▶ **Material supplied**:

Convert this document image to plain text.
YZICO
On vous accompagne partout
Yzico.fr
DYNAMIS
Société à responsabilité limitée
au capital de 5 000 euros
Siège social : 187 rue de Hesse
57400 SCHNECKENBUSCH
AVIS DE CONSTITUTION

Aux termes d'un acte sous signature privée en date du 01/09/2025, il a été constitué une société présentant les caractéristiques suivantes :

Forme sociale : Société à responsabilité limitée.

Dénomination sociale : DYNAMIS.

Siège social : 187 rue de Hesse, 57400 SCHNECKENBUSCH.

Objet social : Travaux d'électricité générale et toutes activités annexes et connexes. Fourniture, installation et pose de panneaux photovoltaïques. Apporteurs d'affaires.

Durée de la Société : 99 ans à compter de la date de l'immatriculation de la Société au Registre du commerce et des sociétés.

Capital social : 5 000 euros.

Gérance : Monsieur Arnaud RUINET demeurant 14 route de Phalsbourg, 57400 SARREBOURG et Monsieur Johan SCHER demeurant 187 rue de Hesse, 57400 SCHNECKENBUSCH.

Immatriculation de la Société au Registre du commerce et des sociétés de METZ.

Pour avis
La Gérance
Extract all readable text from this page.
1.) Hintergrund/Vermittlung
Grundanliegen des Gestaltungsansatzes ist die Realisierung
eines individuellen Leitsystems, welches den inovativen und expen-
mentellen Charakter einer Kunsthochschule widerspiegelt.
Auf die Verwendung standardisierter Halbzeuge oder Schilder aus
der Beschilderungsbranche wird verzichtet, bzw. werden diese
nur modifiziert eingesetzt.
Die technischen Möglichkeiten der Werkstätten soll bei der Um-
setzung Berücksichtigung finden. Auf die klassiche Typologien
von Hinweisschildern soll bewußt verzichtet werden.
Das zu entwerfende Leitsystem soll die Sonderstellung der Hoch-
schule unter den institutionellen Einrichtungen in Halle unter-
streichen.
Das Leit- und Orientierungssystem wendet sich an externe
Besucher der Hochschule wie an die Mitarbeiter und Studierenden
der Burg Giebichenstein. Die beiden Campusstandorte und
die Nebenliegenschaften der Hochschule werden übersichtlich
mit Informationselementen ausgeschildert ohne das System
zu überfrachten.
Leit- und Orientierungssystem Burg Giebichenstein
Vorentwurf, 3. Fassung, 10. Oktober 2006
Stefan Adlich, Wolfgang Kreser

▶ **Given request**:
Write out the entries above once more, without altering anything.

▶ **Solution for this exercise**:
Convert this document image to plain text.
YZICO
On vous accompagne partout
Yzico.fr
DYNAMIS
Société à responsabilité limitée
au capital de 5 000 euros
Siège social : 187 rue de Hesse
57400 SCHNECKENBUSCH
AVIS DE CONSTITUTION

Aux termes d'un acte sous signature privée en date du 01/09/2025, il a été constitué une société présentant les caractéristiques suivantes :

Forme sociale : Société à responsabilité limitée.

Dénomination sociale : DYNAMIS.

Siège social : 187 rue de Hesse, 57400 SCHNECKENBUSCH.

Objet social : Travaux d'électricité générale et toutes activités annexes et connexes. Fourniture, installation et pose de panneaux photovoltaïques. Apporteurs d'affaires.

Durée de la Société : 99 ans à compter de la date de l'immatriculation de la Société au Registre du commerce et des sociétés.

Capital social : 5 000 euros.

Gérance : Monsieur Arnaud RUINET demeurant 14 route de Phalsbourg, 57400 SARREBOURG et Monsieur Johan SCHER demeurant 187 rue de Hesse, 57400 SCHNECKENBUSCH.

Immatriculation de la Société au Registre du commerce et des sociétés de METZ.

Pour avis
La Gérance
Extract all readable text from this page.
1.) Hintergrund/Vermittlung
Grundanliegen des Gestaltungsansatzes ist die Realisierung
eines individuellen Leitsystems, welches den inovativen und expen-
mentellen Charakter einer Kunsthochschule widerspiegelt.
Auf die Verwendung standardisierter Halbzeuge oder Schilder aus
der Beschilderungsbranche wird verzichtet, bzw. werden diese
nur modifiziert eingesetzt.
Die technischen Möglichkeiten der Werkstätten soll bei der Um-
setzung Berücksichtigung finden. Auf die klassiche Typologien
von Hinweisschildern soll bewußt verzichtet werden.
Das zu entwerfende Leitsystem soll die Sonderstellung der Hoch-
schule unter den institutionellen Einrichtungen in Halle unter-
streichen.
Das Leit- und Orientierungssystem wendet sich an externe
Besucher der Hochschule wie an die Mitarbeiter und Studierenden
der Burg Giebichenstein. Die beiden Campusstandorte und
die Nebenliegenschaften der Hochschule werden übersichtlich
mit Informationselementen ausgeschildert ohne das System
zu überfrachten.
Leit- und Orientierungssystem Burg Giebichenstein
Vorentwurf, 3. Fassung, 10. Oktober 2006
Stefan Adlich, Wolfgang Kreser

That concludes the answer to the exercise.